## Input rows

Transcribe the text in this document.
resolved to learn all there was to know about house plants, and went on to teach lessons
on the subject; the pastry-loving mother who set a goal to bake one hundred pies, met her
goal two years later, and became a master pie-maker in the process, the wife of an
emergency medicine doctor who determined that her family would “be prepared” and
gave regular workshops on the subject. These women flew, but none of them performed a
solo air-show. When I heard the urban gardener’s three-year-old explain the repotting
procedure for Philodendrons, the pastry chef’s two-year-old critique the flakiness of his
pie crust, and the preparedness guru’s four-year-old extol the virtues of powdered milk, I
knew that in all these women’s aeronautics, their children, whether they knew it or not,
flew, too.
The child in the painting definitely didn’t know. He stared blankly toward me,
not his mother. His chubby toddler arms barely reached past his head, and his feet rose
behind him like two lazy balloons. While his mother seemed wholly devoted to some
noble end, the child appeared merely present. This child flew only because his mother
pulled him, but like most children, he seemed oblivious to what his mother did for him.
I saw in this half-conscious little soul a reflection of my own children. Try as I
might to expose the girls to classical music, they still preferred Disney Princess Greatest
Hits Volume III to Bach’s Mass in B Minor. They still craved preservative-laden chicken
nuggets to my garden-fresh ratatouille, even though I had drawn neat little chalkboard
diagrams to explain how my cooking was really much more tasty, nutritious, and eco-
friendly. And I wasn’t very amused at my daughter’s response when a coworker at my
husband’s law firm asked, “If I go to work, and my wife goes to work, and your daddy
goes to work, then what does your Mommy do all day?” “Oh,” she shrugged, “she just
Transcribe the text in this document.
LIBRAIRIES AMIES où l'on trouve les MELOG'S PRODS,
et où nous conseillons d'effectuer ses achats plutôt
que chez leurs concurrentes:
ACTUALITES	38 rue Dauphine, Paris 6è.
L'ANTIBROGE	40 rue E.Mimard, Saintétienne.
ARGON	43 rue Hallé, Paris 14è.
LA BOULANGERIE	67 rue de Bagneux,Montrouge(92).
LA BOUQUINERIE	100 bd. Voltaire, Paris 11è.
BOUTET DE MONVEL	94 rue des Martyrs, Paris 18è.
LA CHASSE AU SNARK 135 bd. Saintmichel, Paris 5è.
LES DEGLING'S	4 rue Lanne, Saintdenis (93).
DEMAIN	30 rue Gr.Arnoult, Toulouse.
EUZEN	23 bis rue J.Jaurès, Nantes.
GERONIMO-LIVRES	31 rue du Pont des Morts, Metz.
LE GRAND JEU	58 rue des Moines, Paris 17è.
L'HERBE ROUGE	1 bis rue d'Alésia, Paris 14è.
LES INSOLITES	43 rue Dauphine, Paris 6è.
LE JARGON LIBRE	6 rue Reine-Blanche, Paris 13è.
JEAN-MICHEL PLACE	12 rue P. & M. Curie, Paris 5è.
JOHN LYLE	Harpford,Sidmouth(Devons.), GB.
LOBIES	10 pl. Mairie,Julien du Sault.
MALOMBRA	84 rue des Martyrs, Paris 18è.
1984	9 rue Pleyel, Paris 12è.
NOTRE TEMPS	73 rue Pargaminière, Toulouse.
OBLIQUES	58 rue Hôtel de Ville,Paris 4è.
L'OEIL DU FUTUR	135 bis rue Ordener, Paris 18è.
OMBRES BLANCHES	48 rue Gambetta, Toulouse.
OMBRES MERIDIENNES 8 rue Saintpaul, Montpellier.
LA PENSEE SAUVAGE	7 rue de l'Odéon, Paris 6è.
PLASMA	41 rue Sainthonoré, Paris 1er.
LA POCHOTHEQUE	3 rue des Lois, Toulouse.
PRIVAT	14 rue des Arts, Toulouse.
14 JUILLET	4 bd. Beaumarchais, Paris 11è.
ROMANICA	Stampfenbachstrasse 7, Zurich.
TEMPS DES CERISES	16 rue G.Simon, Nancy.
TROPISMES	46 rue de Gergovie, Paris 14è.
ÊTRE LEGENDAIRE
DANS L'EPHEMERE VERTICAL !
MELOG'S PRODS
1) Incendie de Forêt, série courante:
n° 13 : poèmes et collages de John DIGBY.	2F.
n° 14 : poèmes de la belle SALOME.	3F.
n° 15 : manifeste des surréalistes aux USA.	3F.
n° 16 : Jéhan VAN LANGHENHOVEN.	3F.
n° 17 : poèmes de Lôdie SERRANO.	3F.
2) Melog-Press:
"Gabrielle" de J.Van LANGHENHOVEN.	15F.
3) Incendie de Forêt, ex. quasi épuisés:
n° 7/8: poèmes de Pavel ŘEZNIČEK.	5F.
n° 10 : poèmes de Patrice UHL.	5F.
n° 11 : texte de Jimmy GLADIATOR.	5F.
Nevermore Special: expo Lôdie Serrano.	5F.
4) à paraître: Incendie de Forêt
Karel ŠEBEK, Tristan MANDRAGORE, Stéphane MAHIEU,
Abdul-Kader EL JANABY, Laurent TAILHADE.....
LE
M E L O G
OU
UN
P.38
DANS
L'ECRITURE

## The request
Extract all lines from the material above that include the word "Forêt".

## Solution to the problem
1) Incendie de Forêt, série courante:
3) Incendie de Forêt, ex. quasi épuisés:
4) à paraître: Incendie de Forêt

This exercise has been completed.